Here is a listing, set out below; repeat its lines from the one with "OCR this image." to the last, both included, and leave out the pictures.

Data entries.

______

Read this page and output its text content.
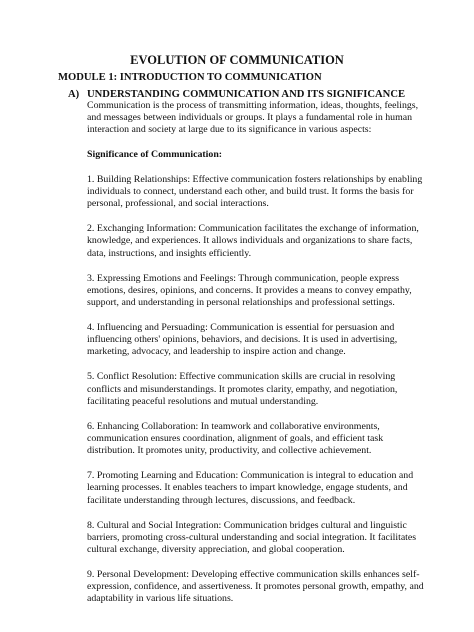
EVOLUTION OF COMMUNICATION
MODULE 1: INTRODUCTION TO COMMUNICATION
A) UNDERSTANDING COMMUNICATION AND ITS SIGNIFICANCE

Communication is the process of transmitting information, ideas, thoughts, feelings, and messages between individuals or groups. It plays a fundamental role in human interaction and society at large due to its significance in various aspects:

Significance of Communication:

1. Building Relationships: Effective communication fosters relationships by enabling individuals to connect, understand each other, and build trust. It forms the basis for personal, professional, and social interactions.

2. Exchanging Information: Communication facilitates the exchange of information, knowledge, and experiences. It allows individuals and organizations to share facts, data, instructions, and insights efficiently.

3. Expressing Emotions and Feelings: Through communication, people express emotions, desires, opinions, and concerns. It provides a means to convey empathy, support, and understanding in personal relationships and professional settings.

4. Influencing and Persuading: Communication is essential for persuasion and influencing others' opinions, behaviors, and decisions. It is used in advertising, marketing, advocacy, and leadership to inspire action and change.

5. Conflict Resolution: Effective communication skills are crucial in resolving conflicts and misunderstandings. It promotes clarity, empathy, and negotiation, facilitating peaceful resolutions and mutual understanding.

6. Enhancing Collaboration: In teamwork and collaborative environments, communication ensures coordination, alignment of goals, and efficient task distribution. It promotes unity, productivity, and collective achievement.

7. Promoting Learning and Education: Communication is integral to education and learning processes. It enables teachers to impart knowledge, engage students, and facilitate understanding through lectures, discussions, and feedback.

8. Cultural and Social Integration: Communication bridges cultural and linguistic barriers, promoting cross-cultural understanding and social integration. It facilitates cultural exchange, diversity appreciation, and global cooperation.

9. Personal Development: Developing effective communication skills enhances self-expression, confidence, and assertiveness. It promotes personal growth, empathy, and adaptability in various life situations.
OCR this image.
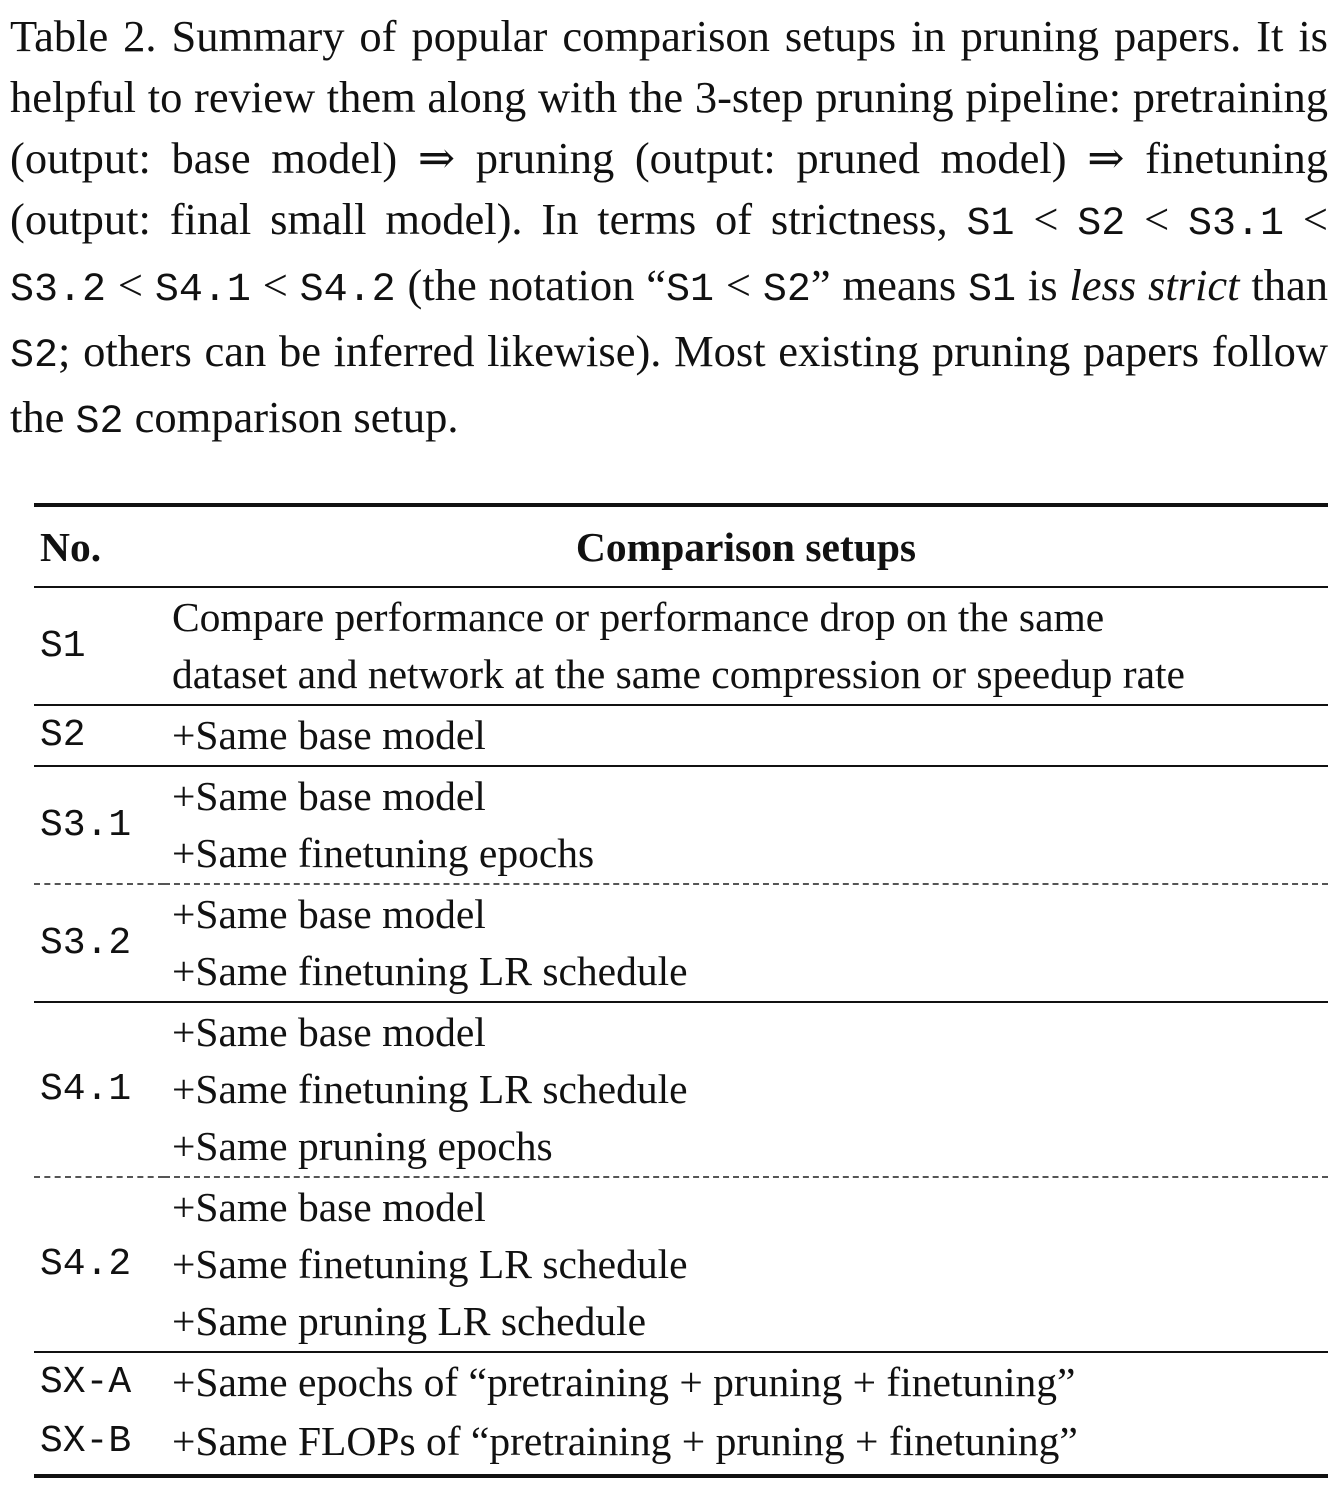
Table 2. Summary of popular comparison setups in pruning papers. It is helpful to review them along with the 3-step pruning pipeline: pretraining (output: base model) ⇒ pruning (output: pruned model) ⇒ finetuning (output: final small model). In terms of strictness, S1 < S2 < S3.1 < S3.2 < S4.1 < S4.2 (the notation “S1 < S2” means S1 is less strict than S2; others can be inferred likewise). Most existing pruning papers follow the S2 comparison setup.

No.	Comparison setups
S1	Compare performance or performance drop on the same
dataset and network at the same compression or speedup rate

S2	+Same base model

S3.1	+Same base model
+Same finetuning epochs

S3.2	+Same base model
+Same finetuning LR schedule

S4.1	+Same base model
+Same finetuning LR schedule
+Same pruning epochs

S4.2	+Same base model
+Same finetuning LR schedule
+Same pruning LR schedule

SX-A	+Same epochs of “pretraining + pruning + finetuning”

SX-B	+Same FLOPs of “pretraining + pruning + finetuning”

______

Solution for this exercise.
OCR this image.
Table 2. Summary of popular comparison setups in pruning papers. It is helpful to review them along with the 3-step pruning pipeline: pretraining (output: base model) ⇒ pruning (output: pruned model) ⇒ finetuning (output: final small model). In terms of strictness, S1 < S2 < S3.1 < S3.2 < S4.1 < S4.2 (the notation “S1 < S2” means S1 is less strict than S2; others can be inferred likewise). Most existing pruning papers follow the S2 comparison setup.

No.	Comparison setups
S1	Compare performance or performance drop on the same
dataset and network at the same compression or speedup rate

S2	+Same base model

S3.1	+Same base model
+Same finetuning epochs

S3.2	+Same base model
+Same finetuning LR schedule

S4.1	+Same base model
+Same finetuning LR schedule
+Same pruning epochs

S4.2	+Same base model
+Same finetuning LR schedule
+Same pruning LR schedule

SX-A	+Same epochs of “pretraining + pruning + finetuning”

SX-B	+Same FLOPs of “pretraining + pruning + finetuning”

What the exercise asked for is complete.